Type out the material below exactly.

□ □ □

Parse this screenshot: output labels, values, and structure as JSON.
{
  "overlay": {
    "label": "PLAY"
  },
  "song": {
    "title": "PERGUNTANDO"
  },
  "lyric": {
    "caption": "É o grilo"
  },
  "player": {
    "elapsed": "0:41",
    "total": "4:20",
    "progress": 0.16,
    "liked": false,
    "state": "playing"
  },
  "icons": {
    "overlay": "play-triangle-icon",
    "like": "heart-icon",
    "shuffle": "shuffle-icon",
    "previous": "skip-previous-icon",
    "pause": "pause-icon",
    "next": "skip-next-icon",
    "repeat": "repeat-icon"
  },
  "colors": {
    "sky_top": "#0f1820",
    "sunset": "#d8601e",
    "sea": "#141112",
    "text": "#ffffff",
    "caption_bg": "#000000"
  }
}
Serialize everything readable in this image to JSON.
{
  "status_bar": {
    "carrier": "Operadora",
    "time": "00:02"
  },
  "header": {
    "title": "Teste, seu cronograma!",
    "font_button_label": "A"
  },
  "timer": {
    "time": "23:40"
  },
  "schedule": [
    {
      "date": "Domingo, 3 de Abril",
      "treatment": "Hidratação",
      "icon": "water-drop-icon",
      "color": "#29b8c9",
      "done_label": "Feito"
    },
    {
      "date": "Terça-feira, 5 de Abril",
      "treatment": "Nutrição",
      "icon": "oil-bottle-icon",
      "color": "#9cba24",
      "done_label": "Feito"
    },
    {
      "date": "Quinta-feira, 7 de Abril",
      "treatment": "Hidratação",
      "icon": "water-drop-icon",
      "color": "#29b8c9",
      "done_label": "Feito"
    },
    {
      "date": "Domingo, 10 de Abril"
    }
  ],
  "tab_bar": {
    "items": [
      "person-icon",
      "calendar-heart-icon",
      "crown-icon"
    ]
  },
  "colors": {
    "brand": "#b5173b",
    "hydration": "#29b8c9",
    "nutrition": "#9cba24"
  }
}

□ □ □

> Task output
Parse this screenshot: output labels, values, and structure as JSON.
{
  "overlay": {
    "label": "PLAY"
  },
  "song": {
    "title": "PERGUNTANDO"
  },
  "lyric": {
    "caption": "É o grilo"
  },
  "player": {
    "elapsed": "0:41",
    "total": "4:20",
    "progress": 0.16,
    "liked": false,
    "state": "playing"
  },
  "icons": {
    "overlay": "play-triangle-icon",
    "like": "heart-icon",
    "shuffle": "shuffle-icon",
    "previous": "skip-previous-icon",
    "pause": "pause-icon",
    "next": "skip-next-icon",
    "repeat": "repeat-icon"
  },
  "colors": {
    "sky_top": "#0f1820",
    "sunset": "#d8601e",
    "sea": "#141112",
    "text": "#ffffff",
    "caption_bg": "#000000"
  }
}
Serialize everything readable in this image to JSON.
{
  "status_bar": {
    "carrier": "Operadora",
    "time": "00:02"
  },
  "header": {
    "title": "Teste, seu cronograma!",
    "font_button_label": "A"
  },
  "timer": {
    "time": "23:40"
  },
  "schedule": [
    {
      "date": "Domingo, 3 de Abril",
      "treatment": "Hidratação",
      "icon": "water-drop-icon",
      "color": "#29b8c9",
      "done_label": "Feito"
    },
    {
      "date": "Terça-feira, 5 de Abril",
      "treatment": "Nutrição",
      "icon": "oil-bottle-icon",
      "color": "#9cba24",
      "done_label": "Feito"
    },
    {
      "date": "Quinta-feira, 7 de Abril",
      "treatment": "Hidratação",
      "icon": "water-drop-icon",
      "color": "#29b8c9",
      "done_label": "Feito"
    },
    {
      "date": "Domingo, 10 de Abril"
    }
  ],
  "tab_bar": {
    "items": [
      "person-icon",
      "calendar-heart-icon",
      "crown-icon"
    ]
  },
  "colors": {
    "brand": "#b5173b",
    "hydration": "#29b8c9",
    "nutrition": "#9cba24"
  }
}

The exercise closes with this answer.